Pick out the lines in the listing below that contain the word "Programs" and copy them.

-- start of RECORDS TO USE --

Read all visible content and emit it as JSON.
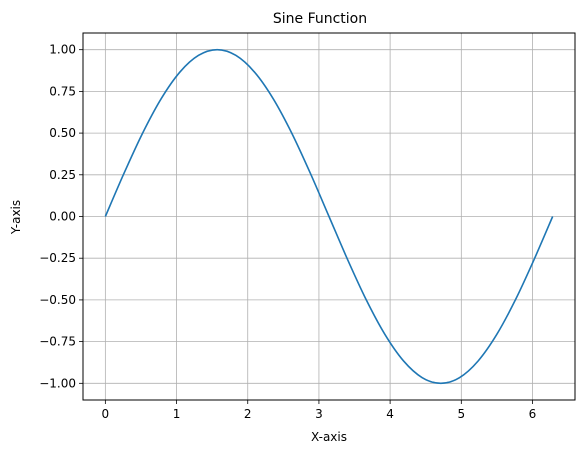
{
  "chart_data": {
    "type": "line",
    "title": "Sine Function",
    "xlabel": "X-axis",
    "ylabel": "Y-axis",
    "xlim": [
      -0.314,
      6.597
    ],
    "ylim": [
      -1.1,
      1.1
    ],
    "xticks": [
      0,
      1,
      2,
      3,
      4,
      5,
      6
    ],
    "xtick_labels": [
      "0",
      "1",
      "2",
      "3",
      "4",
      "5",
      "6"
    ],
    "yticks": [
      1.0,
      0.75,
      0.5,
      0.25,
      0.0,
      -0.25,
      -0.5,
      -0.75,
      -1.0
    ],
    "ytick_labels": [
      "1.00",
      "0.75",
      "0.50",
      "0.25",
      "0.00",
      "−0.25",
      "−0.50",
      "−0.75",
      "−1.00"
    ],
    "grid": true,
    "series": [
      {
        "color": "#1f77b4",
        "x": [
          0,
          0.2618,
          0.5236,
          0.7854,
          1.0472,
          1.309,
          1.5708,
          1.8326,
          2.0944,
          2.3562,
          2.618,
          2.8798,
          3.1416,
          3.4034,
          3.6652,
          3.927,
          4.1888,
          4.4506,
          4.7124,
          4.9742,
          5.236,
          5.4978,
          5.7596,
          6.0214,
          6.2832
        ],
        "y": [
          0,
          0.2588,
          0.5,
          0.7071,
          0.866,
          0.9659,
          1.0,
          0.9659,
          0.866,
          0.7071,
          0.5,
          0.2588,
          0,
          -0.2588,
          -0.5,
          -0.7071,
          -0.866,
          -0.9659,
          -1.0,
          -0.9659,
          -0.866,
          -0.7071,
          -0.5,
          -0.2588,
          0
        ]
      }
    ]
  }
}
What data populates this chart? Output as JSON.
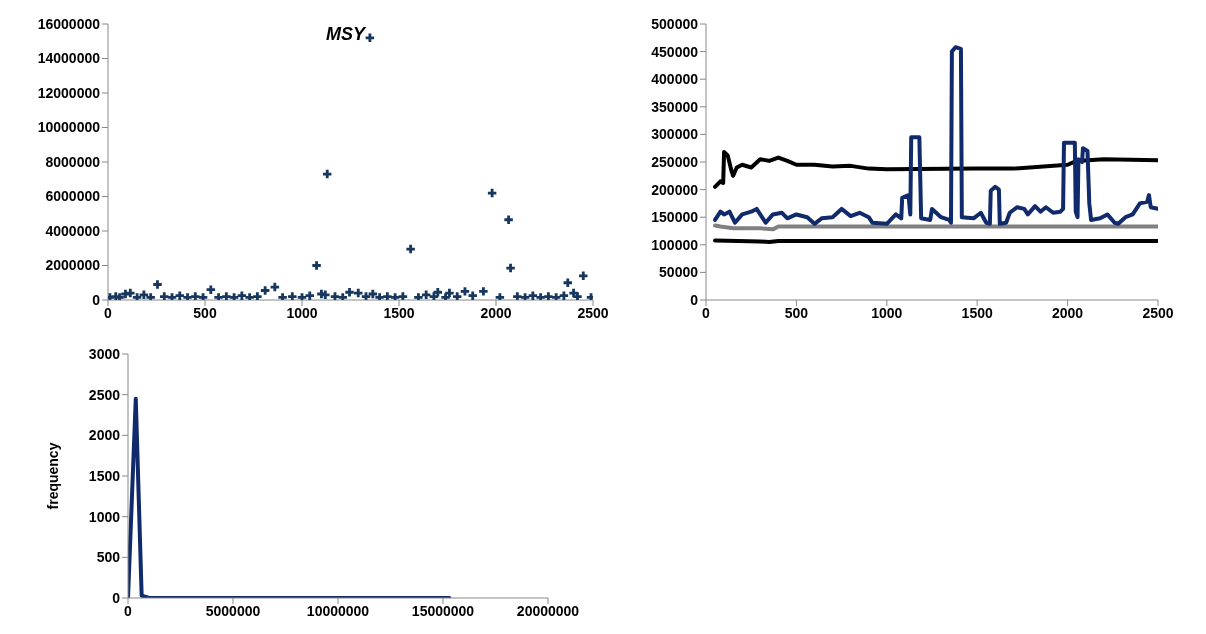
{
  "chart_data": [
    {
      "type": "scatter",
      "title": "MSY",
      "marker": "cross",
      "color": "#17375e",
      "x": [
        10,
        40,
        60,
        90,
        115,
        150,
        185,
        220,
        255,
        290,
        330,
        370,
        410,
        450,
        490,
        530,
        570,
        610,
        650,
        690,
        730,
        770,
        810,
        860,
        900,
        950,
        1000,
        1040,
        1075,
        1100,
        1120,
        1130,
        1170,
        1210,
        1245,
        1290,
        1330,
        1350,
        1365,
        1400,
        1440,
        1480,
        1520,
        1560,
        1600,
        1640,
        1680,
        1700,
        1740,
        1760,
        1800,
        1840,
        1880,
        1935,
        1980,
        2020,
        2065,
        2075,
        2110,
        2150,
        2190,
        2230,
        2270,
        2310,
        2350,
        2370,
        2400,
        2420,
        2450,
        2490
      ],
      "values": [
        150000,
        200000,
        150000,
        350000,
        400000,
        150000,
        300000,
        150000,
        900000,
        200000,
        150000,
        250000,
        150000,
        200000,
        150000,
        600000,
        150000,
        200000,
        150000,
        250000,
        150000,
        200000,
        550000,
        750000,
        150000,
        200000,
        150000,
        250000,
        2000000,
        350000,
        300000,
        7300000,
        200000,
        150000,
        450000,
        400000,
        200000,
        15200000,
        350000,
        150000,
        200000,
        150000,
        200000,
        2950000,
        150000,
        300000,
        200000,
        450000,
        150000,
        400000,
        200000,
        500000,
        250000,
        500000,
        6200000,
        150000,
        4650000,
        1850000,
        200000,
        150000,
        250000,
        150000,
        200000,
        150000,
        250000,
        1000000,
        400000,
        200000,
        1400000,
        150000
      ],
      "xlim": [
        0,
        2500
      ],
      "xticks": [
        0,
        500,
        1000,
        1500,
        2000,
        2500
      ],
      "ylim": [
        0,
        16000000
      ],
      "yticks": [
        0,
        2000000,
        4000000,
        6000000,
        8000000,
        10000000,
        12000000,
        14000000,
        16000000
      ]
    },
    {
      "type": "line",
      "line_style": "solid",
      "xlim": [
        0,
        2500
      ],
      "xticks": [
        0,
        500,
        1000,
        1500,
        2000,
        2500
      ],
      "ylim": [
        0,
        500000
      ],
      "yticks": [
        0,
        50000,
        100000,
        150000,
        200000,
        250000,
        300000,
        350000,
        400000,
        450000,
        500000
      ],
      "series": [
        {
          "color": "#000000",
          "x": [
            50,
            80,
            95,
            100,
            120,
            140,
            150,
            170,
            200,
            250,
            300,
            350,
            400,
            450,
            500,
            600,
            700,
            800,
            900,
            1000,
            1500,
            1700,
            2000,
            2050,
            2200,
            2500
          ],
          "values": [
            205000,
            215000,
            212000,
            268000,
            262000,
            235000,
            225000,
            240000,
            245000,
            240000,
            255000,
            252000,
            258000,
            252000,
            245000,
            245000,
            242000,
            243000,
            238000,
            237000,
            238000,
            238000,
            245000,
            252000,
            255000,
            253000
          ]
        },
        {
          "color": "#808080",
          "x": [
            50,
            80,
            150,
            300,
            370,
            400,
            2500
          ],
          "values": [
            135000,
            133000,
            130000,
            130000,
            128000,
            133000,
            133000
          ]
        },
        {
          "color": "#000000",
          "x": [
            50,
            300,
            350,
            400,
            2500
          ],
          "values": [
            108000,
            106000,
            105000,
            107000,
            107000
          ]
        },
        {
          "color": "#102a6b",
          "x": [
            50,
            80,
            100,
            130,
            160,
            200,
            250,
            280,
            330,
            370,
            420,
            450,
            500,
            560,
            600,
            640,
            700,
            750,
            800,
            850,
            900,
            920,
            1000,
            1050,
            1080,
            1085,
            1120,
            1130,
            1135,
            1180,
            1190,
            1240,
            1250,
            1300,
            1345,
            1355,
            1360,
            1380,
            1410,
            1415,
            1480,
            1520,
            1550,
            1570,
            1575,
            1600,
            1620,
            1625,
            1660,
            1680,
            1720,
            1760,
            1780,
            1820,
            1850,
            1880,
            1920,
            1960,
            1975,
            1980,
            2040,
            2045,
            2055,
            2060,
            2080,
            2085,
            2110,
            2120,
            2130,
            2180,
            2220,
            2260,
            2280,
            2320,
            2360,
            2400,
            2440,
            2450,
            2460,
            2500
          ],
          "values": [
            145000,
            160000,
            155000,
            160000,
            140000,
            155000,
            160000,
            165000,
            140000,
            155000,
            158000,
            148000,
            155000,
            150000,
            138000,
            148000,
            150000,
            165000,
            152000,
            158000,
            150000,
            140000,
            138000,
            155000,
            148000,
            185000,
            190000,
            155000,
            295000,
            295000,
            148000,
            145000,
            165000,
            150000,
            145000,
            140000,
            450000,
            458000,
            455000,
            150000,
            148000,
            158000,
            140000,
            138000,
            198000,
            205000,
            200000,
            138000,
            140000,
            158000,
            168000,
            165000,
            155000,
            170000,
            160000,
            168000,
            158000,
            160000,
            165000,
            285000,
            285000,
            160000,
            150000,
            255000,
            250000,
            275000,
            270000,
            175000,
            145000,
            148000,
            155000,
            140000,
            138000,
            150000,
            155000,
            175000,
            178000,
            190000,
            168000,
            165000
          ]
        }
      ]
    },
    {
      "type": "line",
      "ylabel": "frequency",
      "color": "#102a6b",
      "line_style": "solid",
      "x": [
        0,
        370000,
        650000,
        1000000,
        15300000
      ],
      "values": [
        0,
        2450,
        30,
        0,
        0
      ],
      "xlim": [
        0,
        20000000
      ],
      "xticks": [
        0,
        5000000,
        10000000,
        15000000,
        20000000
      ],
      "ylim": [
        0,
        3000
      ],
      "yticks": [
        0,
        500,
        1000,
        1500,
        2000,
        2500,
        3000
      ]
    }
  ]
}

-- end of RECORDS TO USE --
-- start of RECORDS TO USE --

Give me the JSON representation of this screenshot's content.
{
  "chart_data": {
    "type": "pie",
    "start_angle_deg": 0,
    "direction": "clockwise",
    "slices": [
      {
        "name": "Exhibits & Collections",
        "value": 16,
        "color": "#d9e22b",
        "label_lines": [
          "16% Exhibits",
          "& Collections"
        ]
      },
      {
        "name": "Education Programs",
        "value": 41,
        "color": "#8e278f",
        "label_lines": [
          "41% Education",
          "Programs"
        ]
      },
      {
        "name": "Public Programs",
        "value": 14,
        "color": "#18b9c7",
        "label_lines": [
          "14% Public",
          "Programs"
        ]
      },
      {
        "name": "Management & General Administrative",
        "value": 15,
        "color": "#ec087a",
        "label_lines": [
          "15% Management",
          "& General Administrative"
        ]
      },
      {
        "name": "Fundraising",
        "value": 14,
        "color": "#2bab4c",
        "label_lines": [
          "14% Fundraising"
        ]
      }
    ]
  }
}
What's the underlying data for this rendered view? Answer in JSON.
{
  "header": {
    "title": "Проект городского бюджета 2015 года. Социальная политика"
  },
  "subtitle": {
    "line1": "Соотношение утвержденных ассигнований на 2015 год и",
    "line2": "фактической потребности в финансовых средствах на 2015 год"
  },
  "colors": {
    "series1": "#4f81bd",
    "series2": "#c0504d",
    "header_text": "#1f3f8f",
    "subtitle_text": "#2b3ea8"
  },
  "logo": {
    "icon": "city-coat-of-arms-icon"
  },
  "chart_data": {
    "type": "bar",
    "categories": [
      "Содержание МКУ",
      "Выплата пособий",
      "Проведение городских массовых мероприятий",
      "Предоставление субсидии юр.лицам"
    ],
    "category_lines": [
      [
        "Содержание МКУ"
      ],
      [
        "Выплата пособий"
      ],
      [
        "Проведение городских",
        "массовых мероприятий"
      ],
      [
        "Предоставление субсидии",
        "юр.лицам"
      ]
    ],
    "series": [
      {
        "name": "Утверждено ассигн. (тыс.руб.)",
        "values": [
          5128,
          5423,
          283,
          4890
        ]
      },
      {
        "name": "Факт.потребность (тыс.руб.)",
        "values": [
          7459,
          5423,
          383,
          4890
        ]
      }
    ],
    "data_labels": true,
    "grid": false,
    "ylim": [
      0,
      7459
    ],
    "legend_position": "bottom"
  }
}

-- end of RECORDS TO USE --

* EXPECTED ANSWER:
        "name": "Education Programs",
          "Programs"
        "name": "Public Programs",
          "Programs"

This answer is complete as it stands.